━━ Material provided ━━
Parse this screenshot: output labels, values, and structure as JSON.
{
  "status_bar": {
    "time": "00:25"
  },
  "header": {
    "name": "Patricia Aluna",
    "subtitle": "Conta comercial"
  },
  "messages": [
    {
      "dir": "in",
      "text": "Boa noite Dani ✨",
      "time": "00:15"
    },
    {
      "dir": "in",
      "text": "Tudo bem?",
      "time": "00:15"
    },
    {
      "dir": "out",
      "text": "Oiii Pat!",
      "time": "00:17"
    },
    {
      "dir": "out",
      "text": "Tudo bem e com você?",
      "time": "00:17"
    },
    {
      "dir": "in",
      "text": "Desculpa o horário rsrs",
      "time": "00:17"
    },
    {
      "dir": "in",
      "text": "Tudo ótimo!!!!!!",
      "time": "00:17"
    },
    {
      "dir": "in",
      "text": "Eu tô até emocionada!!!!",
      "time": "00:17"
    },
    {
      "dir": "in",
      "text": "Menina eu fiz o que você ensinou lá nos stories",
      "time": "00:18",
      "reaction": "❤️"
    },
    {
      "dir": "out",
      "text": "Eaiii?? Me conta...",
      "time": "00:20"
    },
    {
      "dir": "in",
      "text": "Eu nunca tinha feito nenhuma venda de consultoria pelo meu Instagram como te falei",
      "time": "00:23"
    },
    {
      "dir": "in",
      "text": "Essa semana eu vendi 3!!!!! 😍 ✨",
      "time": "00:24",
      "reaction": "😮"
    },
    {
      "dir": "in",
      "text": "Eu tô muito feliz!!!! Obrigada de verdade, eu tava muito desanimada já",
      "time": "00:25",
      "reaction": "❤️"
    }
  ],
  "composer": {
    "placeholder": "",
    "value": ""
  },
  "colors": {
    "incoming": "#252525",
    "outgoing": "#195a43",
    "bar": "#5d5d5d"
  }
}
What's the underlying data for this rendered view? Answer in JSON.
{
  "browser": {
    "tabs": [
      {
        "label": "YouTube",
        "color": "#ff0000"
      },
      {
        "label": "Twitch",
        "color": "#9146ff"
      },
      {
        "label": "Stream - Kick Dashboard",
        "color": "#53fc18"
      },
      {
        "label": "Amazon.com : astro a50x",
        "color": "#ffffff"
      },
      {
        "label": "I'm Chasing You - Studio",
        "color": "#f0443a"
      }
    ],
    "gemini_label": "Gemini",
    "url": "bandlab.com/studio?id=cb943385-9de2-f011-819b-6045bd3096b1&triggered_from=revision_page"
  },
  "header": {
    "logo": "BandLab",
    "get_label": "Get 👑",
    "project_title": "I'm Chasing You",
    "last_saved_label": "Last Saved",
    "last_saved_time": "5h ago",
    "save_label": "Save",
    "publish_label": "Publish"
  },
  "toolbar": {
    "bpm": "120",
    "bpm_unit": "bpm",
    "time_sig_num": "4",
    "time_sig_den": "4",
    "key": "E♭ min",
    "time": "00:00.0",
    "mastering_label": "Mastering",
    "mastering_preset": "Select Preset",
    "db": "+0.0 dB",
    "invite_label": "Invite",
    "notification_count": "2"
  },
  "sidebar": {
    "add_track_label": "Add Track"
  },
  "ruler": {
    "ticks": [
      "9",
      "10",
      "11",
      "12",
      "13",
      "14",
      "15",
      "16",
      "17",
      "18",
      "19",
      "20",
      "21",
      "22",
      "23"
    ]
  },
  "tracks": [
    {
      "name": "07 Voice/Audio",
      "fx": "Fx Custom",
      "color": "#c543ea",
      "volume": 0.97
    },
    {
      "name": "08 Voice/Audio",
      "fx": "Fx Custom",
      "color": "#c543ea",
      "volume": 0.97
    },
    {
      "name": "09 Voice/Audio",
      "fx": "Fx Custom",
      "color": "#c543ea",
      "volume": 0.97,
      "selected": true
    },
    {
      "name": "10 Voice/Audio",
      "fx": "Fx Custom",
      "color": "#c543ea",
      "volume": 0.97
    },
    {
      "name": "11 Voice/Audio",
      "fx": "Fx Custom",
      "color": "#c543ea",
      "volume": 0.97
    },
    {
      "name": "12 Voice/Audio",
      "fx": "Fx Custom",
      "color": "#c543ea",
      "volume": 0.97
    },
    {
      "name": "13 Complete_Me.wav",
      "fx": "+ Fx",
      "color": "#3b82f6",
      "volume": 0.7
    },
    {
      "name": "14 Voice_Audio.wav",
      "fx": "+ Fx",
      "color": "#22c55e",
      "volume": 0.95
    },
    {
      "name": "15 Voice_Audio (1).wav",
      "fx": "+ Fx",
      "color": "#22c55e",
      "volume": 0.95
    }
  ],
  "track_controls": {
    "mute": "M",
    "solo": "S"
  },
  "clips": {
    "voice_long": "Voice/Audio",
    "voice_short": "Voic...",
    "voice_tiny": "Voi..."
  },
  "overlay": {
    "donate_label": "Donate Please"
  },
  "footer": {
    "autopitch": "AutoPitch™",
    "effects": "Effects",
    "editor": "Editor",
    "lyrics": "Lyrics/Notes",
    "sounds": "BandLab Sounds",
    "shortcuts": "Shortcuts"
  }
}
━━━
### What to do
Write out every line of the material again, exactly as it reads.

### Reply
Parse this screenshot: output labels, values, and structure as JSON.
{
  "status_bar": {
    "time": "00:25"
  },
  "header": {
    "name": "Patricia Aluna",
    "subtitle": "Conta comercial"
  },
  "messages": [
    {
      "dir": "in",
      "text": "Boa noite Dani ✨",
      "time": "00:15"
    },
    {
      "dir": "in",
      "text": "Tudo bem?",
      "time": "00:15"
    },
    {
      "dir": "out",
      "text": "Oiii Pat!",
      "time": "00:17"
    },
    {
      "dir": "out",
      "text": "Tudo bem e com você?",
      "time": "00:17"
    },
    {
      "dir": "in",
      "text": "Desculpa o horário rsrs",
      "time": "00:17"
    },
    {
      "dir": "in",
      "text": "Tudo ótimo!!!!!!",
      "time": "00:17"
    },
    {
      "dir": "in",
      "text": "Eu tô até emocionada!!!!",
      "time": "00:17"
    },
    {
      "dir": "in",
      "text": "Menina eu fiz o que você ensinou lá nos stories",
      "time": "00:18",
      "reaction": "❤️"
    },
    {
      "dir": "out",
      "text": "Eaiii?? Me conta...",
      "time": "00:20"
    },
    {
      "dir": "in",
      "text": "Eu nunca tinha feito nenhuma venda de consultoria pelo meu Instagram como te falei",
      "time": "00:23"
    },
    {
      "dir": "in",
      "text": "Essa semana eu vendi 3!!!!! 😍 ✨",
      "time": "00:24",
      "reaction": "😮"
    },
    {
      "dir": "in",
      "text": "Eu tô muito feliz!!!! Obrigada de verdade, eu tava muito desanimada já",
      "time": "00:25",
      "reaction": "❤️"
    }
  ],
  "composer": {
    "placeholder": "",
    "value": ""
  },
  "colors": {
    "incoming": "#252525",
    "outgoing": "#195a43",
    "bar": "#5d5d5d"
  }
}
What's the underlying data for this rendered view? Answer in JSON.
{
  "browser": {
    "tabs": [
      {
        "label": "YouTube",
        "color": "#ff0000"
      },
      {
        "label": "Twitch",
        "color": "#9146ff"
      },
      {
        "label": "Stream - Kick Dashboard",
        "color": "#53fc18"
      },
      {
        "label": "Amazon.com : astro a50x",
        "color": "#ffffff"
      },
      {
        "label": "I'm Chasing You - Studio",
        "color": "#f0443a"
      }
    ],
    "gemini_label": "Gemini",
    "url": "bandlab.com/studio?id=cb943385-9de2-f011-819b-6045bd3096b1&triggered_from=revision_page"
  },
  "header": {
    "logo": "BandLab",
    "get_label": "Get 👑",
    "project_title": "I'm Chasing You",
    "last_saved_label": "Last Saved",
    "last_saved_time": "5h ago",
    "save_label": "Save",
    "publish_label": "Publish"
  },
  "toolbar": {
    "bpm": "120",
    "bpm_unit": "bpm",
    "time_sig_num": "4",
    "time_sig_den": "4",
    "key": "E♭ min",
    "time": "00:00.0",
    "mastering_label": "Mastering",
    "mastering_preset": "Select Preset",
    "db": "+0.0 dB",
    "invite_label": "Invite",
    "notification_count": "2"
  },
  "sidebar": {
    "add_track_label": "Add Track"
  },
  "ruler": {
    "ticks": [
      "9",
      "10",
      "11",
      "12",
      "13",
      "14",
      "15",
      "16",
      "17",
      "18",
      "19",
      "20",
      "21",
      "22",
      "23"
    ]
  },
  "tracks": [
    {
      "name": "07 Voice/Audio",
      "fx": "Fx Custom",
      "color": "#c543ea",
      "volume": 0.97
    },
    {
      "name": "08 Voice/Audio",
      "fx": "Fx Custom",
      "color": "#c543ea",
      "volume": 0.97
    },
    {
      "name": "09 Voice/Audio",
      "fx": "Fx Custom",
      "color": "#c543ea",
      "volume": 0.97,
      "selected": true
    },
    {
      "name": "10 Voice/Audio",
      "fx": "Fx Custom",
      "color": "#c543ea",
      "volume": 0.97
    },
    {
      "name": "11 Voice/Audio",
      "fx": "Fx Custom",
      "color": "#c543ea",
      "volume": 0.97
    },
    {
      "name": "12 Voice/Audio",
      "fx": "Fx Custom",
      "color": "#c543ea",
      "volume": 0.97
    },
    {
      "name": "13 Complete_Me.wav",
      "fx": "+ Fx",
      "color": "#3b82f6",
      "volume": 0.7
    },
    {
      "name": "14 Voice_Audio.wav",
      "fx": "+ Fx",
      "color": "#22c55e",
      "volume": 0.95
    },
    {
      "name": "15 Voice_Audio (1).wav",
      "fx": "+ Fx",
      "color": "#22c55e",
      "volume": 0.95
    }
  ],
  "track_controls": {
    "mute": "M",
    "solo": "S"
  },
  "clips": {
    "voice_long": "Voice/Audio",
    "voice_short": "Voic...",
    "voice_tiny": "Voi..."
  },
  "overlay": {
    "donate_label": "Donate Please"
  },
  "footer": {
    "autopitch": "AutoPitch™",
    "effects": "Effects",
    "editor": "Editor",
    "lyrics": "Lyrics/Notes",
    "sounds": "BandLab Sounds",
    "shortcuts": "Shortcuts"
  }
}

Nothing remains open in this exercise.